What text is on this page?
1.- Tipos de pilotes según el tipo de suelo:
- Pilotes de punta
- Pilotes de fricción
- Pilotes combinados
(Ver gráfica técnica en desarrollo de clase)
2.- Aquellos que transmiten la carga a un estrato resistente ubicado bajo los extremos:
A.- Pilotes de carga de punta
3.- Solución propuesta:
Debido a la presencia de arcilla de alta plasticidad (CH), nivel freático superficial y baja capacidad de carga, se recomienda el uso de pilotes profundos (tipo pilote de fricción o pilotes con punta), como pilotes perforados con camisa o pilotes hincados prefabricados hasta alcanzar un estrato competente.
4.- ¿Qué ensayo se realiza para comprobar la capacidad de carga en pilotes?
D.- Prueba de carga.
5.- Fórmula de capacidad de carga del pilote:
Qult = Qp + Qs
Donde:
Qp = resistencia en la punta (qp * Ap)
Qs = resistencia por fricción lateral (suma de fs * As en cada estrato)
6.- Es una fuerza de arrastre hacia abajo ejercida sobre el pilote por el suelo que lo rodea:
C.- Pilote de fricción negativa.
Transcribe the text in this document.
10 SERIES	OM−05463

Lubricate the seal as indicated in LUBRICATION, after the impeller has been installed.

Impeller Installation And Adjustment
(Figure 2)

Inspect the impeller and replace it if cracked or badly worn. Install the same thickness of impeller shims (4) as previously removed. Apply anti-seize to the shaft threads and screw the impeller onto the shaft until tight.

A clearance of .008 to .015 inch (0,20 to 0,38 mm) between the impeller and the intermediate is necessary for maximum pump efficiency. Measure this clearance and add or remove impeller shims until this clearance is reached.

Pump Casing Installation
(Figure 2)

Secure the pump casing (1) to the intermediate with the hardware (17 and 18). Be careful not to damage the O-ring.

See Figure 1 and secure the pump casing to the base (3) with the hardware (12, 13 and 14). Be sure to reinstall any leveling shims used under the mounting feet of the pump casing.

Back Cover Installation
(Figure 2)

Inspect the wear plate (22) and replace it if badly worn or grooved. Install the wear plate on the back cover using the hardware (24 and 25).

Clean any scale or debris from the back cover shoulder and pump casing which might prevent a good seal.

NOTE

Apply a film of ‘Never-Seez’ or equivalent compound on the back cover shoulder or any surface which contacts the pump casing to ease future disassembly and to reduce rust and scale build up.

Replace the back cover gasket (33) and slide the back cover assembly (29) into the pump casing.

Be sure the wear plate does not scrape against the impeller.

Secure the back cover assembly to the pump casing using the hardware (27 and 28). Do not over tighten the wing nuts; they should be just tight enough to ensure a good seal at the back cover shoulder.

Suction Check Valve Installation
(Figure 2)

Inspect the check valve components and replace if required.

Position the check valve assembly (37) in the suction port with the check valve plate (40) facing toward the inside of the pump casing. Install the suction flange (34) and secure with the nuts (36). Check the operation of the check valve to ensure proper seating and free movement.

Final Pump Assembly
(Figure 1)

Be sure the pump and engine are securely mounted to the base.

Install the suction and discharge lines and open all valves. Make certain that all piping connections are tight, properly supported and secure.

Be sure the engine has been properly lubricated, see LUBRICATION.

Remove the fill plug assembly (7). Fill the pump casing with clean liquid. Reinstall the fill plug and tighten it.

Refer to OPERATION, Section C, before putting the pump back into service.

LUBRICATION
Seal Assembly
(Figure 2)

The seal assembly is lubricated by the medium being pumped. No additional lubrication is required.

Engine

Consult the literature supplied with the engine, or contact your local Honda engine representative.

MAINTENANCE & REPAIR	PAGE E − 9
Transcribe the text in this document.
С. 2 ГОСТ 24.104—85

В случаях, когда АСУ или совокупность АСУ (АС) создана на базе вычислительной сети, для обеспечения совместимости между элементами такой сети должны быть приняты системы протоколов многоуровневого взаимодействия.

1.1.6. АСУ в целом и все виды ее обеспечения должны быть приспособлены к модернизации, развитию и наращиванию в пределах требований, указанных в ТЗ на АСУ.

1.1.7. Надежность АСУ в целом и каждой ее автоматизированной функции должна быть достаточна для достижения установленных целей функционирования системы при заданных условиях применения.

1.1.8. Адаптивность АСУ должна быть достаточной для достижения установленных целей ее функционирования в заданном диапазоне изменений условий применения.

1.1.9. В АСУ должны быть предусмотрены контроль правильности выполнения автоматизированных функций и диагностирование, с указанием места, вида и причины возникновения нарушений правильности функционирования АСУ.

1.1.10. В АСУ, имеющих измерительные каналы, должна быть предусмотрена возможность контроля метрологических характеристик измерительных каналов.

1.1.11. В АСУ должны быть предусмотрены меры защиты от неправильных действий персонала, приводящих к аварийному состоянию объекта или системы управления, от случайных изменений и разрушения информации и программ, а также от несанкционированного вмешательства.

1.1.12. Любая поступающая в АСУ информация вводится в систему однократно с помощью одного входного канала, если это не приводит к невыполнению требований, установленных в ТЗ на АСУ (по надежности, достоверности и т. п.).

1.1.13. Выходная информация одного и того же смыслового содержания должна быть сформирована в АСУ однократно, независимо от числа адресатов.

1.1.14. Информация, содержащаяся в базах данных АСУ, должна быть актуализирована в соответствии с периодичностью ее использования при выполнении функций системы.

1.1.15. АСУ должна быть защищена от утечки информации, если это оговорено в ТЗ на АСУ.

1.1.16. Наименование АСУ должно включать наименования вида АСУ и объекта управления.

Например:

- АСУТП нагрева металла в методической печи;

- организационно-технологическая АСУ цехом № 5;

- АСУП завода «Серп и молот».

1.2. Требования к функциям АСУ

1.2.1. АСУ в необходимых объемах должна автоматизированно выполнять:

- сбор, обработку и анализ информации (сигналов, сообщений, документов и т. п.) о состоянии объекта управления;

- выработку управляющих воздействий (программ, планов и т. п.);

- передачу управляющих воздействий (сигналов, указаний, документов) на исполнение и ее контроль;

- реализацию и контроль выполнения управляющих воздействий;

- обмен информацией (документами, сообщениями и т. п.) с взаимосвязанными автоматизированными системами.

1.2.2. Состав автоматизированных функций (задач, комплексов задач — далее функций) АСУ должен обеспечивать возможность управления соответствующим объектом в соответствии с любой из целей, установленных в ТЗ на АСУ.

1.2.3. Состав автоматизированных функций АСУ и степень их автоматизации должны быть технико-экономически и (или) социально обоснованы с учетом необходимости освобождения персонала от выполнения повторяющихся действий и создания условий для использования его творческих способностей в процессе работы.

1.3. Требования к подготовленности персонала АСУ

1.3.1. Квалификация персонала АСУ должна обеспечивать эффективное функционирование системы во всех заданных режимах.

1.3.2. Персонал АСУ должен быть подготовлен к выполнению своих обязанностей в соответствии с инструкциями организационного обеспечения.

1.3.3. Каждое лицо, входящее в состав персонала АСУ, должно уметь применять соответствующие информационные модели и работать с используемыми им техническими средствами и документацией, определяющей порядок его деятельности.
+ + + + + + +
Do this:
Only lines with the string "ensure" belong in your answer; copy each one.

Response to the exercise:
Secure the back cover assembly to the pump casing using the hardware (27 and 28). Do not over tighten the wing nuts; they should be just tight enough to ensure a good seal at the back cover shoulder.
Position the check valve assembly (37) in the suction port with the check valve plate (40) facing toward the inside of the pump casing. Install the suction flange (34) and secure with the nuts (36). Check the operation of the check valve to ensure proper seating and free movement.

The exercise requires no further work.